AIM OF THE TASK — In the records, from the start through the line containing "console-title: Microsoft Visual", replace "chevron-down-icon" with "arrow-down-icon" and reproduce those lines with nothing else changed.

── MATERIAL PROVIDED ──

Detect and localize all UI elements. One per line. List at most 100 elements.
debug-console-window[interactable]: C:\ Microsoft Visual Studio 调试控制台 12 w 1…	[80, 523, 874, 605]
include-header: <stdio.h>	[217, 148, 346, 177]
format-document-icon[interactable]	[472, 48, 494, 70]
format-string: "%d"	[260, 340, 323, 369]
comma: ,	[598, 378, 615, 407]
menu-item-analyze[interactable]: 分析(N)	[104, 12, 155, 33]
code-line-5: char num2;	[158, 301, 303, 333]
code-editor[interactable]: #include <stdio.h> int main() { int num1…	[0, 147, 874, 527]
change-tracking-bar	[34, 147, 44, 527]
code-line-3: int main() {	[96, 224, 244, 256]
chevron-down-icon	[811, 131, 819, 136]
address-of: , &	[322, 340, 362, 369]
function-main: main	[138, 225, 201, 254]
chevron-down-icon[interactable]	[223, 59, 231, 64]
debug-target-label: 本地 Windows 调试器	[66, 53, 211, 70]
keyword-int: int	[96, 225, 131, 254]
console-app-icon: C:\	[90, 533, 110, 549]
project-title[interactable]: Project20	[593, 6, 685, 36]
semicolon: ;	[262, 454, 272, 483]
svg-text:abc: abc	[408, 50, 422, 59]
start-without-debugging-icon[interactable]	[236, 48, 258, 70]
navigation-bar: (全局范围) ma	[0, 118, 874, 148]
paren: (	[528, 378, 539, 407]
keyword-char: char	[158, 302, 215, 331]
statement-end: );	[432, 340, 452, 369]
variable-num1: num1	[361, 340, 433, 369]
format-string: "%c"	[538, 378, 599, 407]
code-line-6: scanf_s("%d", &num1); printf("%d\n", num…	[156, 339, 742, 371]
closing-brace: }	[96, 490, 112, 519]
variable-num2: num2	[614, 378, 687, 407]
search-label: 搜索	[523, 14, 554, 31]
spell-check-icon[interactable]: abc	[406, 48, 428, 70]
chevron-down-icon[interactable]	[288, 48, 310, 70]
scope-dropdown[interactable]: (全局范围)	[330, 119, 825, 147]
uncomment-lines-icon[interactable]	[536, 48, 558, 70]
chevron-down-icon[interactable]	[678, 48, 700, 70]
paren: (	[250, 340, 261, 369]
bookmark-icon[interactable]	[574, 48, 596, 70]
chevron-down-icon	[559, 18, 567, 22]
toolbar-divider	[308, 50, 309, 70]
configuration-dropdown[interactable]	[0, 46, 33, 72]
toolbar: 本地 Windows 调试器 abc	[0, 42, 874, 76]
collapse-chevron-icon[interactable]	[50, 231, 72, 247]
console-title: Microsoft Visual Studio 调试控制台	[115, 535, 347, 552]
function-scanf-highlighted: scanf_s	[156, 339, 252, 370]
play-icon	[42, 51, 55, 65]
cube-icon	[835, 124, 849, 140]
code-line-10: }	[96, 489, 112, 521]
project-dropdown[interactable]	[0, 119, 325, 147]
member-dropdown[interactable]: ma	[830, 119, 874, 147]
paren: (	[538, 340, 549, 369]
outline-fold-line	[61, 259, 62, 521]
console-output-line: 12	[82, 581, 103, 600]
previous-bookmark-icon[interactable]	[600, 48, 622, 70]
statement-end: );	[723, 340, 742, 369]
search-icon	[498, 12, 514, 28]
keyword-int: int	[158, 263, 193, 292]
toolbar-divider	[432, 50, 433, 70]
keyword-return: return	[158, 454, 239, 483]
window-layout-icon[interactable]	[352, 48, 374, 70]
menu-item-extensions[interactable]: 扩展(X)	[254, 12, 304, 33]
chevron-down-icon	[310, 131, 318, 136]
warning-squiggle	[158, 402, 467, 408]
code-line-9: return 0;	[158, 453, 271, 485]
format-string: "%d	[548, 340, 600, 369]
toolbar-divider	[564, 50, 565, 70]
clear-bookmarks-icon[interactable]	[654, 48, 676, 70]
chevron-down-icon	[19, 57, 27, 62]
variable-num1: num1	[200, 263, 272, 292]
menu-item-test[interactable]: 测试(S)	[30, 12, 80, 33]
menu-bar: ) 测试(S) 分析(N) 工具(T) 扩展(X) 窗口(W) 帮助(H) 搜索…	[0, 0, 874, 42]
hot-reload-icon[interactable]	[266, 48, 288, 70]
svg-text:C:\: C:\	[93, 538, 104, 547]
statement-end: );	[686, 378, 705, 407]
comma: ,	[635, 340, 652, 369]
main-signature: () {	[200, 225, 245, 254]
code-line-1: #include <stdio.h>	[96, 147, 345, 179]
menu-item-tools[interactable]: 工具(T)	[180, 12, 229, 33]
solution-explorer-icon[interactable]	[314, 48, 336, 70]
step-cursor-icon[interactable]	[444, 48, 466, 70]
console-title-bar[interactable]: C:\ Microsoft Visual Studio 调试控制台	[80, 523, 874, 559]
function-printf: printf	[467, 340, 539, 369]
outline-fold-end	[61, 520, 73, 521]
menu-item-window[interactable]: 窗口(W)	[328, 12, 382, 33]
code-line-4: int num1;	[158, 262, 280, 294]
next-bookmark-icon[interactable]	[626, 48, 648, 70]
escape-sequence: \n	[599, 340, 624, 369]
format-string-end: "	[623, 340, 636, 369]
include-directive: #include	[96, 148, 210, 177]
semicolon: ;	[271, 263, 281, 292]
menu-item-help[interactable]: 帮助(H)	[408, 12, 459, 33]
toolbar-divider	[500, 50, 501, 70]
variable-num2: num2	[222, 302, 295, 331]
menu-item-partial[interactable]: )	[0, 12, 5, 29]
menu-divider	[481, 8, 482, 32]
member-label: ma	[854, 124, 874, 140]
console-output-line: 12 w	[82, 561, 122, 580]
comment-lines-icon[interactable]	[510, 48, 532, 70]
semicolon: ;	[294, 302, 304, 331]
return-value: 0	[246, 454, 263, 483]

───

REPLY —
Detect and localize all UI elements. One per line. List at most 100 elements.
debug-console-window[interactable]: C:\ Microsoft Visual Studio 调试控制台 12 w 1…	[80, 523, 874, 605]
include-header: <stdio.h>	[217, 148, 346, 177]
format-document-icon[interactable]	[472, 48, 494, 70]
format-string: "%d"	[260, 340, 323, 369]
comma: ,	[598, 378, 615, 407]
menu-item-analyze[interactable]: 分析(N)	[104, 12, 155, 33]
code-line-5: char num2;	[158, 301, 303, 333]
code-editor[interactable]: #include <stdio.h> int main() { int num1…	[0, 147, 874, 527]
change-tracking-bar	[34, 147, 44, 527]
code-line-3: int main() {	[96, 224, 244, 256]
arrow-down-icon	[811, 131, 819, 136]
address-of: , &	[322, 340, 362, 369]
function-main: main	[138, 225, 201, 254]
arrow-down-icon[interactable]	[223, 59, 231, 64]
debug-target-label: 本地 Windows 调试器	[66, 53, 211, 70]
keyword-int: int	[96, 225, 131, 254]
console-app-icon: C:\	[90, 533, 110, 549]
project-title[interactable]: Project20	[593, 6, 685, 36]
semicolon: ;	[262, 454, 272, 483]
svg-text:abc: abc	[408, 50, 422, 59]
start-without-debugging-icon[interactable]	[236, 48, 258, 70]
navigation-bar: (全局范围) ma	[0, 118, 874, 148]
paren: (	[528, 378, 539, 407]
keyword-char: char	[158, 302, 215, 331]
statement-end: );	[432, 340, 452, 369]
variable-num1: num1	[361, 340, 433, 369]
format-string: "%c"	[538, 378, 599, 407]
code-line-6: scanf_s("%d", &num1); printf("%d\n", num…	[156, 339, 742, 371]
closing-brace: }	[96, 490, 112, 519]
variable-num2: num2	[614, 378, 687, 407]
search-label: 搜索	[523, 14, 554, 31]
spell-check-icon[interactable]: abc	[406, 48, 428, 70]
arrow-down-icon[interactable]	[288, 48, 310, 70]
scope-dropdown[interactable]: (全局范围)	[330, 119, 825, 147]
uncomment-lines-icon[interactable]	[536, 48, 558, 70]
arrow-down-icon[interactable]	[678, 48, 700, 70]
paren: (	[250, 340, 261, 369]
bookmark-icon[interactable]	[574, 48, 596, 70]
arrow-down-icon	[559, 18, 567, 22]
toolbar-divider	[308, 50, 309, 70]
configuration-dropdown[interactable]	[0, 46, 33, 72]
toolbar: 本地 Windows 调试器 abc	[0, 42, 874, 76]
collapse-chevron-icon[interactable]	[50, 231, 72, 247]
console-title: Microsoft Visual Studio 调试控制台	[115, 535, 347, 552]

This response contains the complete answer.